**Dataset records**
- - - -
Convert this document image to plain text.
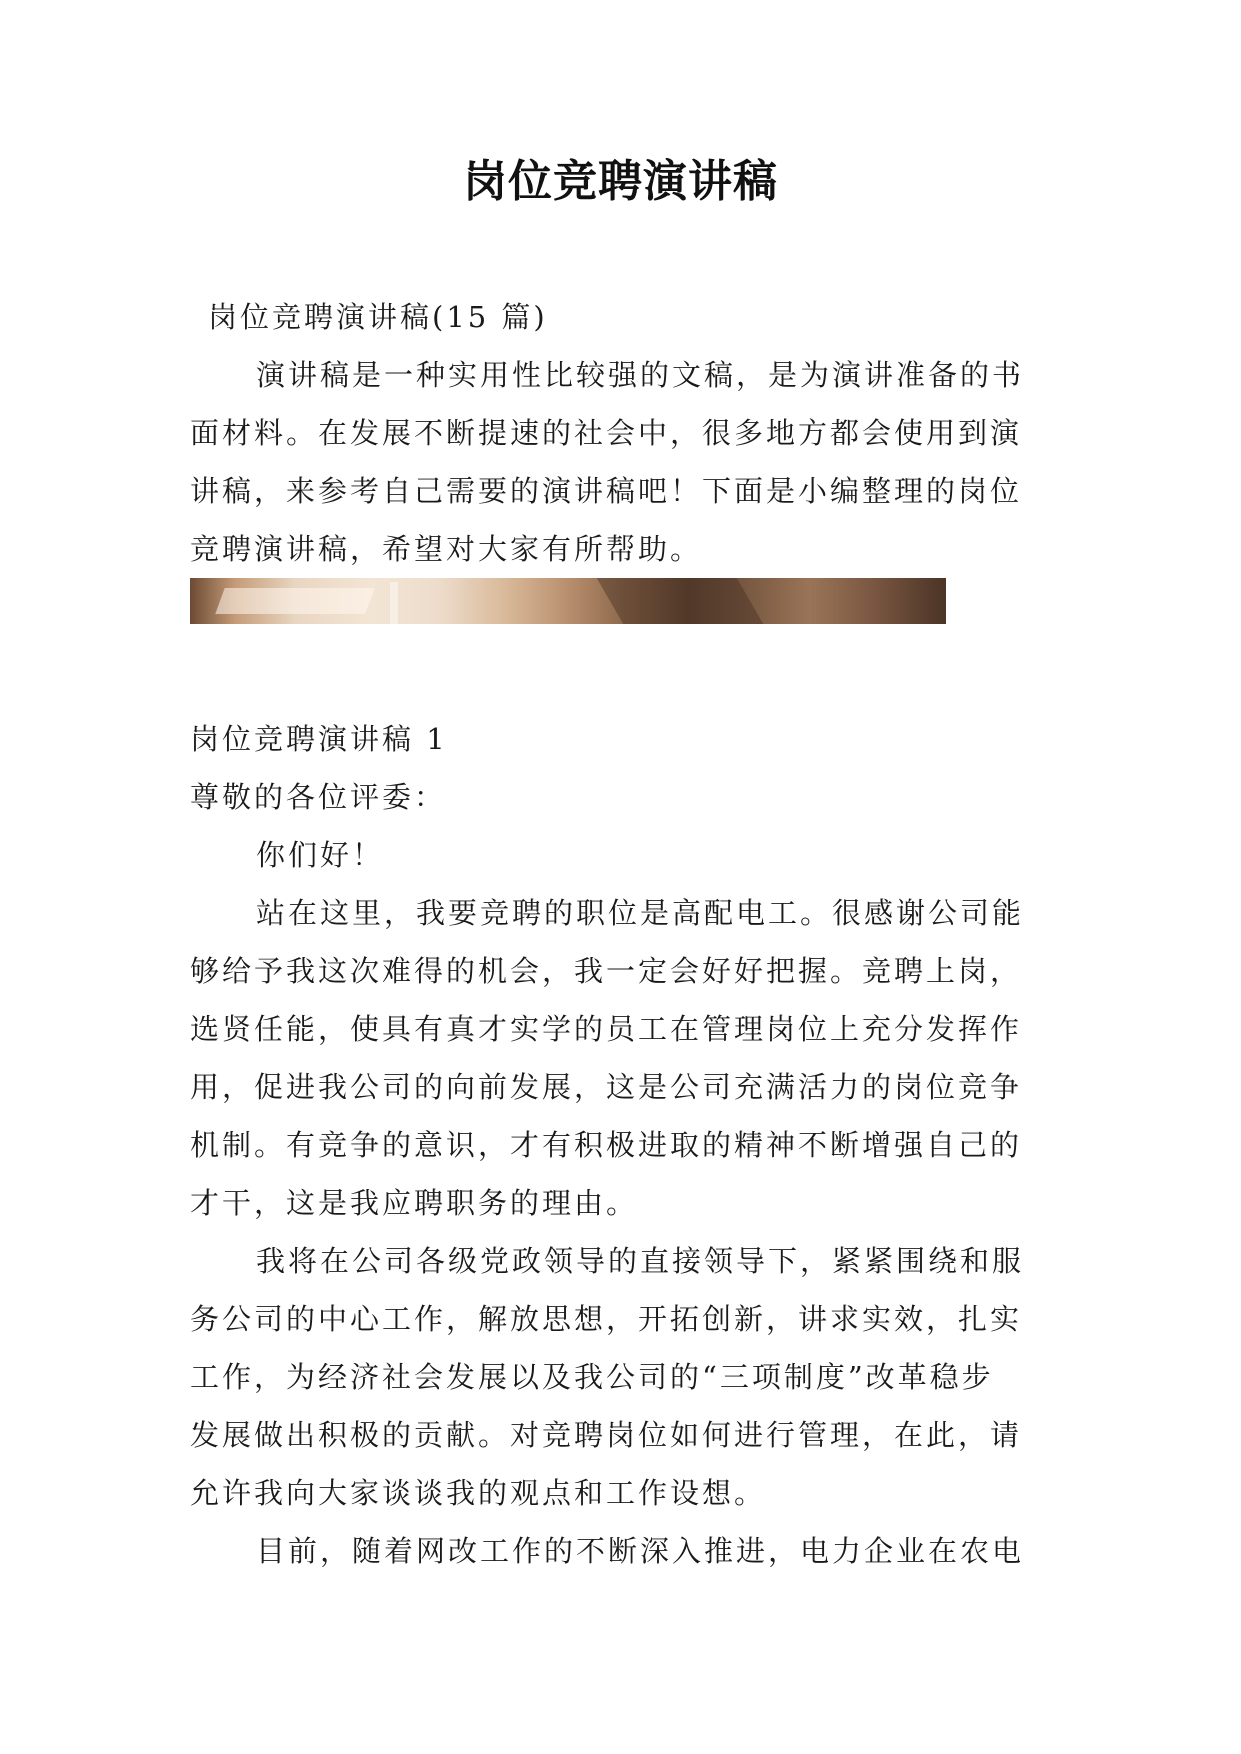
岗位竞聘演讲稿

岗位竞聘演讲稿(15 篇)

演讲稿是一种实用性比较强的文稿，是为演讲准备的书

面材料。在发展不断提速的社会中，很多地方都会使用到演

讲稿，来参考自己需要的演讲稿吧！下面是小编整理的岗位

竞聘演讲稿，希望对大家有所帮助。

岗位竞聘演讲稿 1

尊敬的各位评委：

你们好！

站在这里，我要竞聘的职位是高配电工。很感谢公司能

够给予我这次难得的机会，我一定会好好把握。竞聘上岗，

选贤任能，使具有真才实学的员工在管理岗位上充分发挥作

用，促进我公司的向前发展，这是公司充满活力的岗位竞争

机制。有竞争的意识，才有积极进取的精神不断增强自己的

才干，这是我应聘职务的理由。

我将在公司各级党政领导的直接领导下，紧紧围绕和服

务公司的中心工作，解放思想，开拓创新，讲求实效，扎实

工作，为经济社会发展以及我公司的“三项制度”改革稳步

发展做出积极的贡献。对竞聘岗位如何进行管理，在此，请

允许我向大家谈谈我的观点和工作设想。

目前，随着网改工作的不断深入推进，电力企业在农电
- - - -
**Exercise requirements**
Reproduce the records above exactly, leaving out every picture they contain.

**Output below**
Convert this document image to plain text.
岗位竞聘演讲稿

岗位竞聘演讲稿(15 篇)

演讲稿是一种实用性比较强的文稿，是为演讲准备的书

面材料。在发展不断提速的社会中，很多地方都会使用到演

讲稿，来参考自己需要的演讲稿吧！下面是小编整理的岗位

竞聘演讲稿，希望对大家有所帮助。

岗位竞聘演讲稿 1

尊敬的各位评委：

你们好！

站在这里，我要竞聘的职位是高配电工。很感谢公司能

够给予我这次难得的机会，我一定会好好把握。竞聘上岗，

选贤任能，使具有真才实学的员工在管理岗位上充分发挥作

用，促进我公司的向前发展，这是公司充满活力的岗位竞争

机制。有竞争的意识，才有积极进取的精神不断增强自己的

才干，这是我应聘职务的理由。

我将在公司各级党政领导的直接领导下，紧紧围绕和服

务公司的中心工作，解放思想，开拓创新，讲求实效，扎实

工作，为经济社会发展以及我公司的“三项制度”改革稳步

发展做出积极的贡献。对竞聘岗位如何进行管理，在此，请

允许我向大家谈谈我的观点和工作设想。

目前，随着网改工作的不断深入推进，电力企业在农电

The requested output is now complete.